The entries are to be returned exactly, with images left out.

--------

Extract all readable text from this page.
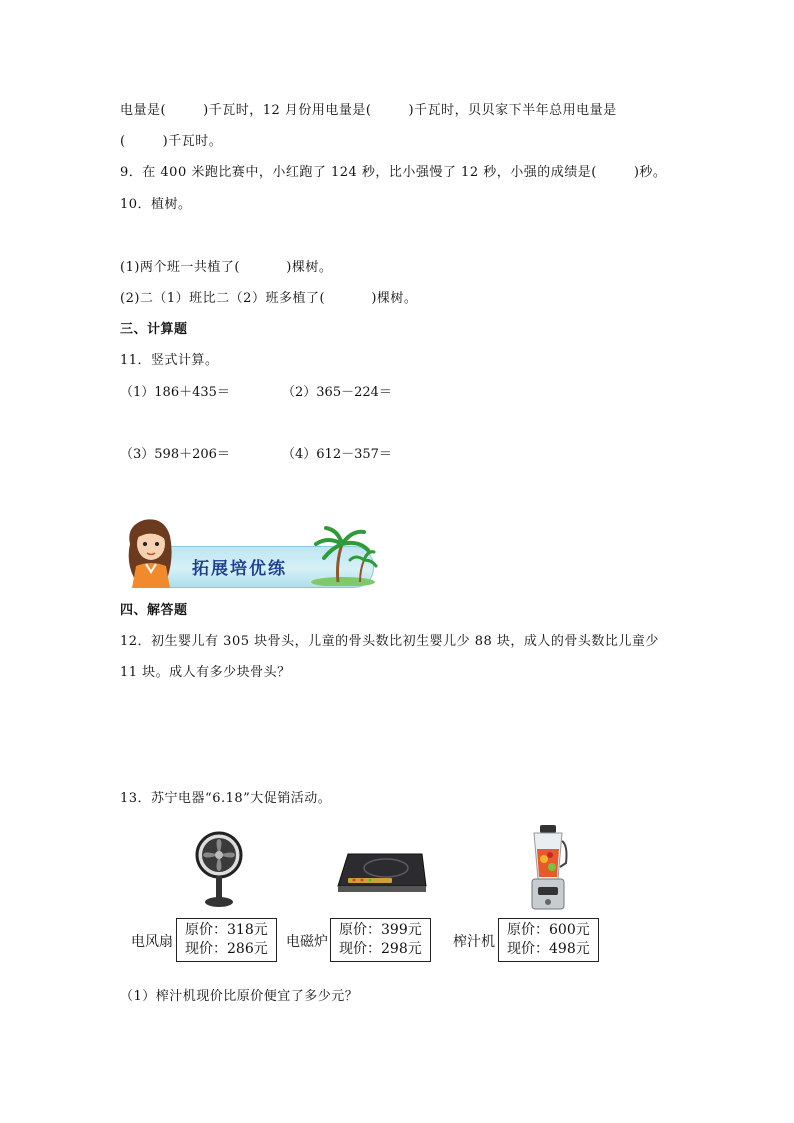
电量是(        )千瓦时，12 月份用电量是(        )千瓦时，贝贝家下半年总用电量是
(        )千瓦时。
9．在 400 米跑比赛中，小红跑了 124 秒，比小强慢了 12 秒，小强的成绩是(        )秒。
10．植树。
(1)两个班一共植了(          )棵树。
(2)二（1）班比二（2）班多植了(          )棵树。
三、计算题
11．竖式计算。
（1）186＋435＝	（2）365－224＝
（3）598＋206＝	（4）612－357＝
拓展培优练
四、解答题
12．初生婴儿有 305 块骨头，儿童的骨头数比初生婴儿少 88 块，成人的骨头数比儿童少
11 块。成人有多少块骨头？
13．苏宁电器“6.18”大促销活动。
电风扇
原价：318元
现价：286元 电磁炉
原价：399元
现价：298元 榨汁机
原价：600元
现价：498元
（1）榨汁机现价比原价便宜了多少元？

--------

Correct output>
Extract all readable text from this page.
电量是(        )千瓦时，12 月份用电量是(        )千瓦时，贝贝家下半年总用电量是
(        )千瓦时。
9．在 400 米跑比赛中，小红跑了 124 秒，比小强慢了 12 秒，小强的成绩是(        )秒。
10．植树。
(1)两个班一共植了(          )棵树。
(2)二（1）班比二（2）班多植了(          )棵树。
三、计算题
11．竖式计算。
（1）186＋435＝	（2）365－224＝
（3）598＋206＝	（4）612－357＝
拓展培优练
四、解答题
12．初生婴儿有 305 块骨头，儿童的骨头数比初生婴儿少 88 块，成人的骨头数比儿童少
11 块。成人有多少块骨头？
13．苏宁电器“6.18”大促销活动。
电风扇
原价：318元
现价：286元 电磁炉
原价：399元
现价：298元 榨汁机
原价：600元
现价：498元
（1）榨汁机现价比原价便宜了多少元？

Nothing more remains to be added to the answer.